> _WHAT IS REQUIRED_: In the entries below, replace every "map-airport-pin" with "map-location-pin" and leave everything else unchanged.

Bounding box annotations
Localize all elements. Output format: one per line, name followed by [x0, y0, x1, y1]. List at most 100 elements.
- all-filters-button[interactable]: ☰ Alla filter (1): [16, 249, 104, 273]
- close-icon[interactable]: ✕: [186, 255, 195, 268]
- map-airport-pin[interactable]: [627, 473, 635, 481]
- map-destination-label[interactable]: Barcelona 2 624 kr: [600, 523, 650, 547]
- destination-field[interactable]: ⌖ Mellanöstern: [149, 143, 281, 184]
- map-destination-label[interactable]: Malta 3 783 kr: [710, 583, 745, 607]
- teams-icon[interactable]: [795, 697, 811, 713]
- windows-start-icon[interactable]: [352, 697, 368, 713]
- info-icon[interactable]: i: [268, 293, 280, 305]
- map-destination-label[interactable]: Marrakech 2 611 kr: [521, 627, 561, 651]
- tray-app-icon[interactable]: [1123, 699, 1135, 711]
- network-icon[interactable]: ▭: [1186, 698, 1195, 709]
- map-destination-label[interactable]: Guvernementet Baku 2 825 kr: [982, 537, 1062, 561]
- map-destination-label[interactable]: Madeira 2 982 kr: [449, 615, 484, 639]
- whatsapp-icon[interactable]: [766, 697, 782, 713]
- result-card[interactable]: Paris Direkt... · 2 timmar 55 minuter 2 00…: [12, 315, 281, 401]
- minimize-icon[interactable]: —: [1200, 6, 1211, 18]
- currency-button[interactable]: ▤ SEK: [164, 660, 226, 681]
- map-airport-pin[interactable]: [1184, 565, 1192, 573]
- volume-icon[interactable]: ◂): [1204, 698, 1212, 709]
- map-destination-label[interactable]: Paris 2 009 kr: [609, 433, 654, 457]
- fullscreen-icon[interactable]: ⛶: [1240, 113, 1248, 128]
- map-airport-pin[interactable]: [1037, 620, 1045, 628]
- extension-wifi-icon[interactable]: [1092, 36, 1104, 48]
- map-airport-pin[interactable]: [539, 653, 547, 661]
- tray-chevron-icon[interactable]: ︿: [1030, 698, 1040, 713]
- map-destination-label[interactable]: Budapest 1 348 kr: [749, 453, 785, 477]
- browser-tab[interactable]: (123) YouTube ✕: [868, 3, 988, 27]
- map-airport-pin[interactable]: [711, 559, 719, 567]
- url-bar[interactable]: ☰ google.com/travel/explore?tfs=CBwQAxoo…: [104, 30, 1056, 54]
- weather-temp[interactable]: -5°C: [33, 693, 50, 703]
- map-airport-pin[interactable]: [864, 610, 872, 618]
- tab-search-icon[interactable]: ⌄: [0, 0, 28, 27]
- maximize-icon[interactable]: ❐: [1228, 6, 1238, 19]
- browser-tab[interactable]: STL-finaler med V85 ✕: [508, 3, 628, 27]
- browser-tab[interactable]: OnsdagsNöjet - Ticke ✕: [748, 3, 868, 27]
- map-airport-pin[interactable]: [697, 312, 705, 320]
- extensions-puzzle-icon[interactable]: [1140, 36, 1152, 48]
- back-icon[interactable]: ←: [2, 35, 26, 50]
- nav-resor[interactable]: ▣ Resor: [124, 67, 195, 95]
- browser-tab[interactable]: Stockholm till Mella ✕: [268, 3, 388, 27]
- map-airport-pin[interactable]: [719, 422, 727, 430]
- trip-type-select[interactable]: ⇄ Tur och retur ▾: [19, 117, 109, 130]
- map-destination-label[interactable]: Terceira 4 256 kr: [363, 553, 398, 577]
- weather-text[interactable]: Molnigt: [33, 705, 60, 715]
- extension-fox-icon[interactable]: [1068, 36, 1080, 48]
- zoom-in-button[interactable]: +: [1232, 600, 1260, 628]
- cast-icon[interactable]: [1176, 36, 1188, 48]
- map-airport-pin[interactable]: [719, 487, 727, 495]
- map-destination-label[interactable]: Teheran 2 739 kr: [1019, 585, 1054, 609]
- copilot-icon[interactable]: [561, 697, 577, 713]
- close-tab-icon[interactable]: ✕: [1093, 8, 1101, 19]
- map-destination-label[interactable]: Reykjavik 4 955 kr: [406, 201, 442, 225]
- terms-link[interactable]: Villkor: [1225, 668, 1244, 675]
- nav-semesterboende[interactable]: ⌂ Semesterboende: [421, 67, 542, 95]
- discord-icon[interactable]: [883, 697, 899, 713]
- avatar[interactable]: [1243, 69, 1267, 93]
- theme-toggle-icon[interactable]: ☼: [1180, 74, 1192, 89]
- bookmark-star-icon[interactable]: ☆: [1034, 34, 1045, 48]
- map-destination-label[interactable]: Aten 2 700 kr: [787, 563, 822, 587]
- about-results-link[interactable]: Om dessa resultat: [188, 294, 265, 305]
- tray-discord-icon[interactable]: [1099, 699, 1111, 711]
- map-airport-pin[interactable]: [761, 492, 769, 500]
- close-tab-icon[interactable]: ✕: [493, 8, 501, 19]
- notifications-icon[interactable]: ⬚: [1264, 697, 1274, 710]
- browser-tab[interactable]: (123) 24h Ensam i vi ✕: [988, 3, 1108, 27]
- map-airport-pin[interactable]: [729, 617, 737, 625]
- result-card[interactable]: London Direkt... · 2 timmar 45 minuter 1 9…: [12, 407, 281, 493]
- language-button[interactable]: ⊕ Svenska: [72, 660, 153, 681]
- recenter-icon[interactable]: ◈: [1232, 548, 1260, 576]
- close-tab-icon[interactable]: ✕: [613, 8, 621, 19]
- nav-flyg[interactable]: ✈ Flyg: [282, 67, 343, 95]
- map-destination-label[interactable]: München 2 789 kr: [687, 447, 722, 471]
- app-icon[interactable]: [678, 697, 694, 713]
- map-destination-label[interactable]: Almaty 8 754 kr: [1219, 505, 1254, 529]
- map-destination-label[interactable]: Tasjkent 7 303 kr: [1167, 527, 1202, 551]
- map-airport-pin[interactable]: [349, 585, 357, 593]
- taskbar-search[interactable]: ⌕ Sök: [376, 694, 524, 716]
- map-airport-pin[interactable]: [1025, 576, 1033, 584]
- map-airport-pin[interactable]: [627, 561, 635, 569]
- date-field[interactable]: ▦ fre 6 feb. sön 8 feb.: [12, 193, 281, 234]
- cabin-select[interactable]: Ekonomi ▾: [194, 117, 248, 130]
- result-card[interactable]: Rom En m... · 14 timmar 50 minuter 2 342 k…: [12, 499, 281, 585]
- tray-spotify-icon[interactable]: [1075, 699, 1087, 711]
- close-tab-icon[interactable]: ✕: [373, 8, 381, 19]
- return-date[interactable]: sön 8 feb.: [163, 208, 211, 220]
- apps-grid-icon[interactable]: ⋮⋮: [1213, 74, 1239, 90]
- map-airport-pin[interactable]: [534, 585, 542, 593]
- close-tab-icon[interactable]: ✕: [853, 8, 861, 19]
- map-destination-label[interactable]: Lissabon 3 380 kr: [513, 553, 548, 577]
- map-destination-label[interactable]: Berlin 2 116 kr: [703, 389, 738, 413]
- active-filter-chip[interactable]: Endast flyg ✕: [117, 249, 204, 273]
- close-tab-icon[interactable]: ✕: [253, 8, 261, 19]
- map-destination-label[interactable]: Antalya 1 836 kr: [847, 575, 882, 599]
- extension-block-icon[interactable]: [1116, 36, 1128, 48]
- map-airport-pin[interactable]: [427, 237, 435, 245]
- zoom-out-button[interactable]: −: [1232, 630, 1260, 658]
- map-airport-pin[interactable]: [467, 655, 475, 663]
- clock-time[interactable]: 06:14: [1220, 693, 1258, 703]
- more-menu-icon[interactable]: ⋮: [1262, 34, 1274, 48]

> _THE SOLUTION_:
Localize all elements. Output format: one per line, name followed by [x0, y0, x1, y1]. List at most 100 elements.
- all-filters-button[interactable]: ☰ Alla filter (1): [16, 249, 104, 273]
- close-icon[interactable]: ✕: [186, 255, 195, 268]
- map-location-pin[interactable]: [627, 473, 635, 481]
- map-destination-label[interactable]: Barcelona 2 624 kr: [600, 523, 650, 547]
- destination-field[interactable]: ⌖ Mellanöstern: [149, 143, 281, 184]
- map-destination-label[interactable]: Malta 3 783 kr: [710, 583, 745, 607]
- teams-icon[interactable]: [795, 697, 811, 713]
- windows-start-icon[interactable]: [352, 697, 368, 713]
- info-icon[interactable]: i: [268, 293, 280, 305]
- map-destination-label[interactable]: Marrakech 2 611 kr: [521, 627, 561, 651]
- tray-app-icon[interactable]: [1123, 699, 1135, 711]
- network-icon[interactable]: ▭: [1186, 698, 1195, 709]
- map-destination-label[interactable]: Guvernementet Baku 2 825 kr: [982, 537, 1062, 561]
- map-destination-label[interactable]: Madeira 2 982 kr: [449, 615, 484, 639]
- whatsapp-icon[interactable]: [766, 697, 782, 713]
- result-card[interactable]: Paris Direkt... · 2 timmar 55 minuter 2 00…: [12, 315, 281, 401]
- minimize-icon[interactable]: —: [1200, 6, 1211, 18]
- currency-button[interactable]: ▤ SEK: [164, 660, 226, 681]
- map-location-pin[interactable]: [1184, 565, 1192, 573]
- volume-icon[interactable]: ◂): [1204, 698, 1212, 709]
- map-destination-label[interactable]: Paris 2 009 kr: [609, 433, 654, 457]
- fullscreen-icon[interactable]: ⛶: [1240, 113, 1248, 128]
- map-location-pin[interactable]: [1037, 620, 1045, 628]
- extension-wifi-icon[interactable]: [1092, 36, 1104, 48]
- map-location-pin[interactable]: [539, 653, 547, 661]
- tray-chevron-icon[interactable]: ︿: [1030, 698, 1040, 713]
- map-destination-label[interactable]: Budapest 1 348 kr: [749, 453, 785, 477]
- browser-tab[interactable]: (123) YouTube ✕: [868, 3, 988, 27]
- map-location-pin[interactable]: [711, 559, 719, 567]
- url-bar[interactable]: ☰ google.com/travel/explore?tfs=CBwQAxoo…: [104, 30, 1056, 54]
- weather-temp[interactable]: -5°C: [33, 693, 50, 703]
- map-location-pin[interactable]: [864, 610, 872, 618]
- tab-search-icon[interactable]: ⌄: [0, 0, 28, 27]
- maximize-icon[interactable]: ❐: [1228, 6, 1238, 19]
- browser-tab[interactable]: STL-finaler med V85 ✕: [508, 3, 628, 27]
- browser-tab[interactable]: OnsdagsNöjet - Ticke ✕: [748, 3, 868, 27]
- map-location-pin[interactable]: [697, 312, 705, 320]
- extensions-puzzle-icon[interactable]: [1140, 36, 1152, 48]
- back-icon[interactable]: ←: [2, 35, 26, 50]
- nav-resor[interactable]: ▣ Resor: [124, 67, 195, 95]
- browser-tab[interactable]: Stockholm till Mella ✕: [268, 3, 388, 27]
- map-location-pin[interactable]: [719, 422, 727, 430]
- trip-type-select[interactable]: ⇄ Tur och retur ▾: [19, 117, 109, 130]
- map-destination-label[interactable]: Terceira 4 256 kr: [363, 553, 398, 577]
- weather-text[interactable]: Molnigt: [33, 705, 60, 715]
- extension-fox-icon[interactable]: [1068, 36, 1080, 48]
- zoom-in-button[interactable]: +: [1232, 600, 1260, 628]
- cast-icon[interactable]: [1176, 36, 1188, 48]
- map-location-pin[interactable]: [719, 487, 727, 495]
- map-destination-label[interactable]: Teheran 2 739 kr: [1019, 585, 1054, 609]
- copilot-icon[interactable]: [561, 697, 577, 713]
- close-tab-icon[interactable]: ✕: [1093, 8, 1101, 19]
- map-destination-label[interactable]: Reykjavik 4 955 kr: [406, 201, 442, 225]
- terms-link[interactable]: Villkor: [1225, 668, 1244, 675]
- nav-semesterboende[interactable]: ⌂ Semesterboende: [421, 67, 542, 95]
- discord-icon[interactable]: [883, 697, 899, 713]
- avatar[interactable]: [1243, 69, 1267, 93]
- theme-toggle-icon[interactable]: ☼: [1180, 74, 1192, 89]
- bookmark-star-icon[interactable]: ☆: [1034, 34, 1045, 48]
- map-destination-label[interactable]: Aten 2 700 kr: [787, 563, 822, 587]
- about-results-link[interactable]: Om dessa resultat: [188, 294, 265, 305]
- tray-discord-icon[interactable]: [1099, 699, 1111, 711]
- map-location-pin[interactable]: [761, 492, 769, 500]
- close-tab-icon[interactable]: ✕: [493, 8, 501, 19]
- notifications-icon[interactable]: ⬚: [1264, 697, 1274, 710]
- browser-tab[interactable]: (123) 24h Ensam i vi ✕: [988, 3, 1108, 27]
- map-location-pin[interactable]: [729, 617, 737, 625]
- result-card[interactable]: London Direkt... · 2 timmar 45 minuter 1 9…: [12, 407, 281, 493]
- language-button[interactable]: ⊕ Svenska: [72, 660, 153, 681]
- recenter-icon[interactable]: ◈: [1232, 548, 1260, 576]
- close-tab-icon[interactable]: ✕: [613, 8, 621, 19]
- nav-flyg[interactable]: ✈ Flyg: [282, 67, 343, 95]
- map-destination-label[interactable]: München 2 789 kr: [687, 447, 722, 471]
- app-icon[interactable]: [678, 697, 694, 713]
- map-destination-label[interactable]: Almaty 8 754 kr: [1219, 505, 1254, 529]
- map-destination-label[interactable]: Tasjkent 7 303 kr: [1167, 527, 1202, 551]
- map-location-pin[interactable]: [349, 585, 357, 593]
- taskbar-search[interactable]: ⌕ Sök: [376, 694, 524, 716]
- map-location-pin[interactable]: [1025, 576, 1033, 584]
- map-location-pin[interactable]: [627, 561, 635, 569]
- date-field[interactable]: ▦ fre 6 feb. sön 8 feb.: [12, 193, 281, 234]
- cabin-select[interactable]: Ekonomi ▾: [194, 117, 248, 130]
- result-card[interactable]: Rom En m... · 14 timmar 50 minuter 2 342 k…: [12, 499, 281, 585]
- tray-spotify-icon[interactable]: [1075, 699, 1087, 711]
- close-tab-icon[interactable]: ✕: [373, 8, 381, 19]
- return-date[interactable]: sön 8 feb.: [163, 208, 211, 220]
- apps-grid-icon[interactable]: ⋮⋮: [1213, 74, 1239, 90]
- map-location-pin[interactable]: [534, 585, 542, 593]
- close-tab-icon[interactable]: ✕: [853, 8, 861, 19]
- map-destination-label[interactable]: Lissabon 3 380 kr: [513, 553, 548, 577]
- map-destination-label[interactable]: Berlin 2 116 kr: [703, 389, 738, 413]
- active-filter-chip[interactable]: Endast flyg ✕: [117, 249, 204, 273]
- close-tab-icon[interactable]: ✕: [253, 8, 261, 19]
- map-destination-label[interactable]: Antalya 1 836 kr: [847, 575, 882, 599]
- extension-block-icon[interactable]: [1116, 36, 1128, 48]
- map-location-pin[interactable]: [427, 237, 435, 245]
- zoom-out-button[interactable]: −: [1232, 630, 1260, 658]
- map-location-pin[interactable]: [467, 655, 475, 663]
- clock-time[interactable]: 06:14: [1220, 693, 1258, 703]
- more-menu-icon[interactable]: ⋮: [1262, 34, 1274, 48]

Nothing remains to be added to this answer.